(Annotated element rows)
_ _ _ _ _ _ _
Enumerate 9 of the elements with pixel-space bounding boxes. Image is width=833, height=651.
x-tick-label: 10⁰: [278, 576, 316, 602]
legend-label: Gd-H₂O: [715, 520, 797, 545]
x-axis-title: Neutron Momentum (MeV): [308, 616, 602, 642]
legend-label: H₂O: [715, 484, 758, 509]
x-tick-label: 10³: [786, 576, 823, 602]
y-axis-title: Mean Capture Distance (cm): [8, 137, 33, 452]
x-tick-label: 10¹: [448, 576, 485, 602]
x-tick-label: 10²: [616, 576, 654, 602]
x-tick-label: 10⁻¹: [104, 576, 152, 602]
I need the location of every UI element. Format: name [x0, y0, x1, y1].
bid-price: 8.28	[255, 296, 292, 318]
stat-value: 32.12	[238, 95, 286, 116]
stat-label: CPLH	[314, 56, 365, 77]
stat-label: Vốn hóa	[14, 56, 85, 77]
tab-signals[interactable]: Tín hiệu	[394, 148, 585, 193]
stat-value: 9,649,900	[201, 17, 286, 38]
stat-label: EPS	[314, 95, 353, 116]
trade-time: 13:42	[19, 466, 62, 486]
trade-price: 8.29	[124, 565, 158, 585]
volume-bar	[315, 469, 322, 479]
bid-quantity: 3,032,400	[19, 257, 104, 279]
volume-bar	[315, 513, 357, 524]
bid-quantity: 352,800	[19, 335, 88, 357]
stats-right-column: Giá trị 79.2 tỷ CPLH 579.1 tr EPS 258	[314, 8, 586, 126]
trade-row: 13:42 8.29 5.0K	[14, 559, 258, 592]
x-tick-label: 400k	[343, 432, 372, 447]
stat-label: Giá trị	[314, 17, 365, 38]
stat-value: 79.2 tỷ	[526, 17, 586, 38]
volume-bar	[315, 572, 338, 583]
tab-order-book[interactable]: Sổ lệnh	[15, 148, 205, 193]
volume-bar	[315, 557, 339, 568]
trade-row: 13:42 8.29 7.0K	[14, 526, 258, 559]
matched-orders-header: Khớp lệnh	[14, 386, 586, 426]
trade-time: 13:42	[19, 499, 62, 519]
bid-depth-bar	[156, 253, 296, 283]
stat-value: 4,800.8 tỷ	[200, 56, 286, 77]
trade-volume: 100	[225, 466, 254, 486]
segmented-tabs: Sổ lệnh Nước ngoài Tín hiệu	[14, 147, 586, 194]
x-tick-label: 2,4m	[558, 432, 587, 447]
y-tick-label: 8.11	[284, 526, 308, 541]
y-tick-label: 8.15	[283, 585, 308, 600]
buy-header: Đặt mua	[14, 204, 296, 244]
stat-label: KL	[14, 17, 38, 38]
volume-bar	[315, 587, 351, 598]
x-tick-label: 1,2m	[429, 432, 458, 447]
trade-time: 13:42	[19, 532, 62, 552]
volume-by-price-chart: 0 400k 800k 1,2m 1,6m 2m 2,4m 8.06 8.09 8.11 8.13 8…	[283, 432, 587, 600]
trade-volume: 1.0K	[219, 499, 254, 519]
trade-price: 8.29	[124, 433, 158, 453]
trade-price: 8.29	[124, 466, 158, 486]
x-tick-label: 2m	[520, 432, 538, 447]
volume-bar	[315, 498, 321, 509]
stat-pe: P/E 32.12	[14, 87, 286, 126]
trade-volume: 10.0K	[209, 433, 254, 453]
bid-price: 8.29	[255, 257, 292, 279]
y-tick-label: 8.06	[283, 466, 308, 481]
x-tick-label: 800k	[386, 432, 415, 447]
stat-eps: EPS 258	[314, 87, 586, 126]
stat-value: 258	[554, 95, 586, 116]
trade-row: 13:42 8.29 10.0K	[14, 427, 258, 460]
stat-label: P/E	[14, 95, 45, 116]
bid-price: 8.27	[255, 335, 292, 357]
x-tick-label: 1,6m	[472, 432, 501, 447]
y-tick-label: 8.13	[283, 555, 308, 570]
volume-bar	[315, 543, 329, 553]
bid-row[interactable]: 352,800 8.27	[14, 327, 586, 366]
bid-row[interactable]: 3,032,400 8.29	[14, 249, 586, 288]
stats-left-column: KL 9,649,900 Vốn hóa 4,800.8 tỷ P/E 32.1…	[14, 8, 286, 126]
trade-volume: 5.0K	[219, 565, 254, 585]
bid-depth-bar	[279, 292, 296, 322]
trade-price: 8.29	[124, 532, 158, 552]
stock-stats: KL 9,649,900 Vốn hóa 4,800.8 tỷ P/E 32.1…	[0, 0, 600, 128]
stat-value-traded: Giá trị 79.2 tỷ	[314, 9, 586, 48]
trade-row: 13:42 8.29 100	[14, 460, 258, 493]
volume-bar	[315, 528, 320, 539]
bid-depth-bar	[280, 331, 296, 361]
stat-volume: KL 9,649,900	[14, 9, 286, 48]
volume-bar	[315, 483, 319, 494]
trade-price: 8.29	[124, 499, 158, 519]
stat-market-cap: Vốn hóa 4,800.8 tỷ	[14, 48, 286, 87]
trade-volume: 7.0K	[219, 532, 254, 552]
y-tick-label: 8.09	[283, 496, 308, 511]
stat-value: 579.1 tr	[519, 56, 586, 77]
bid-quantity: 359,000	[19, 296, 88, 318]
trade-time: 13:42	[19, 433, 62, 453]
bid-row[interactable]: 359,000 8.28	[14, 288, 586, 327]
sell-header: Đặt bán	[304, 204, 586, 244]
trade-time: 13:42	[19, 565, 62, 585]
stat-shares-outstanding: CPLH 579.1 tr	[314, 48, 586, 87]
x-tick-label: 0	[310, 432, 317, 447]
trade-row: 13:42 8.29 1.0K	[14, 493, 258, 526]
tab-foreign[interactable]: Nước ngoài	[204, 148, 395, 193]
_ _ _ _ _ _ _
• _Exercise goal_: Please locate each line in the rows above that contains the string "hiệu", and copy those lines. Treat case as significant.

• _The completed task_:
tab-signals[interactable]: Tín hiệu	[394, 148, 585, 193]
segmented-tabs: Sổ lệnh Nước ngoài Tín hiệu	[14, 147, 586, 194]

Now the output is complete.